-- START DATA FOR THIS TASK --

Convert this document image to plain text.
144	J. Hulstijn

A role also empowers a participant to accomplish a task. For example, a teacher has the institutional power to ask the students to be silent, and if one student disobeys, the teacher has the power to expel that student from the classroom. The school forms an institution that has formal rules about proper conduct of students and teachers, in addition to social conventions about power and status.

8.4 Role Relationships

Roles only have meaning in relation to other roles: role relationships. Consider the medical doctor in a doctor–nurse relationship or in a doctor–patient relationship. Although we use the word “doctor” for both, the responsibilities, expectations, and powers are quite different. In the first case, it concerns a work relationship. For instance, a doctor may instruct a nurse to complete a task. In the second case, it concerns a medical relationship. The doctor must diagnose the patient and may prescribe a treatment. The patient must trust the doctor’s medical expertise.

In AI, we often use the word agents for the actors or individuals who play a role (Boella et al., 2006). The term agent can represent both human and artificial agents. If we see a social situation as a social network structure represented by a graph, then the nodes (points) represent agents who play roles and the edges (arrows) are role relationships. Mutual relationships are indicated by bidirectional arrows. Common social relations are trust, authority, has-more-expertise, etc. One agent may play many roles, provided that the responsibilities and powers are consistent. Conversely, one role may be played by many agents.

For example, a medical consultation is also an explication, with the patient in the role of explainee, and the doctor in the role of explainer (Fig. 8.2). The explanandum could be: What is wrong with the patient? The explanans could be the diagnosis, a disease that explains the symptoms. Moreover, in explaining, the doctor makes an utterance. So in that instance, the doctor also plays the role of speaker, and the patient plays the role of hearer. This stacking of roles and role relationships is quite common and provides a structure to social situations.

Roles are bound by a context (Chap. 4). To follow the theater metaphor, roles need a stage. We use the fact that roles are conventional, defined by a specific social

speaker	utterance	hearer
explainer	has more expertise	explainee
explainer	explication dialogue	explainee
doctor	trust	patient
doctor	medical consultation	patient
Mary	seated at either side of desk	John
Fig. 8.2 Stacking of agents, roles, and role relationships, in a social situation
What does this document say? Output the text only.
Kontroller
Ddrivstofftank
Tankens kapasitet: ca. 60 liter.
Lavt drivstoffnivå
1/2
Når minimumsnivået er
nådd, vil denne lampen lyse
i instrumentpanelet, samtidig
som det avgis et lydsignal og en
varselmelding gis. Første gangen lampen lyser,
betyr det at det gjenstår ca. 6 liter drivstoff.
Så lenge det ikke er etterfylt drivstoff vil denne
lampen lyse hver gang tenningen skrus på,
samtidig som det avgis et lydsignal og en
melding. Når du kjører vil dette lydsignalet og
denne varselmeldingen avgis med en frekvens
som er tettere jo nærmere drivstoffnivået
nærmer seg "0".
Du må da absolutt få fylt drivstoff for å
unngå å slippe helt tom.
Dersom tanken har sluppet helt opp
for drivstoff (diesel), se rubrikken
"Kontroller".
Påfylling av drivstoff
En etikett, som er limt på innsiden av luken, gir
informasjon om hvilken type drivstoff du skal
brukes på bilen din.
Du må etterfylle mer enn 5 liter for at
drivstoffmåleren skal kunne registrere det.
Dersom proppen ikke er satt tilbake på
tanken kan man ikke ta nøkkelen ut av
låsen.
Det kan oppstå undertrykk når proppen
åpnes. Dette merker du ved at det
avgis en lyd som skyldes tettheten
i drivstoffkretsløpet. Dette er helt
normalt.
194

-- END DATA FOR THIS TASK --

From the data above, copy each line where the string "only" appears.

Roles only have meaning in relation to other roles: role relationships. Consider the medical doctor in a doctor–nurse relationship or in a doctor–patient relationship. Although we use the word “doctor” for both, the responsibilities, expectations, and powers are quite different. In the first case, it concerns a work relationship. For instance, a doctor may instruct a nurse to complete a task. In the second case, it concerns a medical relationship. The doctor must diagnose the patient and may prescribe a treatment. The patient must trust the doctor’s medical expertise.
What does this document say? Output the text only.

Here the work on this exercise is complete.